> **Work required**:
Can you reproduce the items verbatim, from their first line through the line holding "paragraph-7: —¿Has olvidado, señor, que", with both of those lines included?

> **Material shown**:
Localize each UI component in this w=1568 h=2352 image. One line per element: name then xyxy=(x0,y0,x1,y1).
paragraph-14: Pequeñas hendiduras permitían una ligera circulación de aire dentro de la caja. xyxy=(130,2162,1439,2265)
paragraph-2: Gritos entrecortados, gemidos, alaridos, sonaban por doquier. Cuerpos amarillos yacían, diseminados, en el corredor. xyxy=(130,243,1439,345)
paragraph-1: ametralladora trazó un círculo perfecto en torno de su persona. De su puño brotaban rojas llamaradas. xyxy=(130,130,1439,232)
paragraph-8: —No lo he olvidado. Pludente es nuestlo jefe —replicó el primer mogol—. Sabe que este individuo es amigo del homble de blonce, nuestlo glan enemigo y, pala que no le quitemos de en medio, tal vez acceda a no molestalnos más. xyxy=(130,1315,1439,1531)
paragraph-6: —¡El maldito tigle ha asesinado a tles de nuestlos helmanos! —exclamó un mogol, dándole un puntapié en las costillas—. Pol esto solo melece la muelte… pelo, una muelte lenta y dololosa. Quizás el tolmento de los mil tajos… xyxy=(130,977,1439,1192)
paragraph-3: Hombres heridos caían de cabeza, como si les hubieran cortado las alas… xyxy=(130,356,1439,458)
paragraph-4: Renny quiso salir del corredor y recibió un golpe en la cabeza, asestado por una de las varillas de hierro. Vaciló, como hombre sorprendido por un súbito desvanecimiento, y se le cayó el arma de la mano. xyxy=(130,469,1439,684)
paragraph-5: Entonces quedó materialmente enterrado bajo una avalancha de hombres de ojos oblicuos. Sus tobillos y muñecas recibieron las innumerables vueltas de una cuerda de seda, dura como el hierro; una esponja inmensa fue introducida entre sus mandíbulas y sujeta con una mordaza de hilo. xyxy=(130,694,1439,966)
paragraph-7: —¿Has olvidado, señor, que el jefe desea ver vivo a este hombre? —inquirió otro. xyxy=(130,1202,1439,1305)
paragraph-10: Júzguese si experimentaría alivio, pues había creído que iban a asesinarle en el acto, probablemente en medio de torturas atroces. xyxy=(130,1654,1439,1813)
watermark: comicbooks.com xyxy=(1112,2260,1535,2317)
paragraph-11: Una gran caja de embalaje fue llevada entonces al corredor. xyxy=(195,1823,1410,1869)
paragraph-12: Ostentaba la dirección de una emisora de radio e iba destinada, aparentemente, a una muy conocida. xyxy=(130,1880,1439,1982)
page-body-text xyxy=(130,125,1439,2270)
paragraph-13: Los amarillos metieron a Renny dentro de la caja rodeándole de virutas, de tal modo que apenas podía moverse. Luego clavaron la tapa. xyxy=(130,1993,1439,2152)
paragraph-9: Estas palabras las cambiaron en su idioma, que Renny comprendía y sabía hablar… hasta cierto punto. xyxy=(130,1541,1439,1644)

> **Answer in full**:
Localize each UI component in this w=1568 h=2352 image. One line per element: name then xyxy=(x0,y0,x1,y1).
paragraph-14: Pequeñas hendiduras permitían una ligera circulación de aire dentro de la caja. xyxy=(130,2162,1439,2265)
paragraph-2: Gritos entrecortados, gemidos, alaridos, sonaban por doquier. Cuerpos amarillos yacían, diseminados, en el corredor. xyxy=(130,243,1439,345)
paragraph-1: ametralladora trazó un círculo perfecto en torno de su persona. De su puño brotaban rojas llamaradas. xyxy=(130,130,1439,232)
paragraph-8: —No lo he olvidado. Pludente es nuestlo jefe —replicó el primer mogol—. Sabe que este individuo es amigo del homble de blonce, nuestlo glan enemigo y, pala que no le quitemos de en medio, tal vez acceda a no molestalnos más. xyxy=(130,1315,1439,1531)
paragraph-6: —¡El maldito tigle ha asesinado a tles de nuestlos helmanos! —exclamó un mogol, dándole un puntapié en las costillas—. Pol esto solo melece la muelte… pelo, una muelte lenta y dololosa. Quizás el tolmento de los mil tajos… xyxy=(130,977,1439,1192)
paragraph-3: Hombres heridos caían de cabeza, como si les hubieran cortado las alas… xyxy=(130,356,1439,458)
paragraph-4: Renny quiso salir del corredor y recibió un golpe en la cabeza, asestado por una de las varillas de hierro. Vaciló, como hombre sorprendido por un súbito desvanecimiento, y se le cayó el arma de la mano. xyxy=(130,469,1439,684)
paragraph-5: Entonces quedó materialmente enterrado bajo una avalancha de hombres de ojos oblicuos. Sus tobillos y muñecas recibieron las innumerables vueltas de una cuerda de seda, dura como el hierro; una esponja inmensa fue introducida entre sus mandíbulas y sujeta con una mordaza de hilo. xyxy=(130,694,1439,966)
paragraph-7: —¿Has olvidado, señor, que el jefe desea ver vivo a este hombre? —inquirió otro. xyxy=(130,1202,1439,1305)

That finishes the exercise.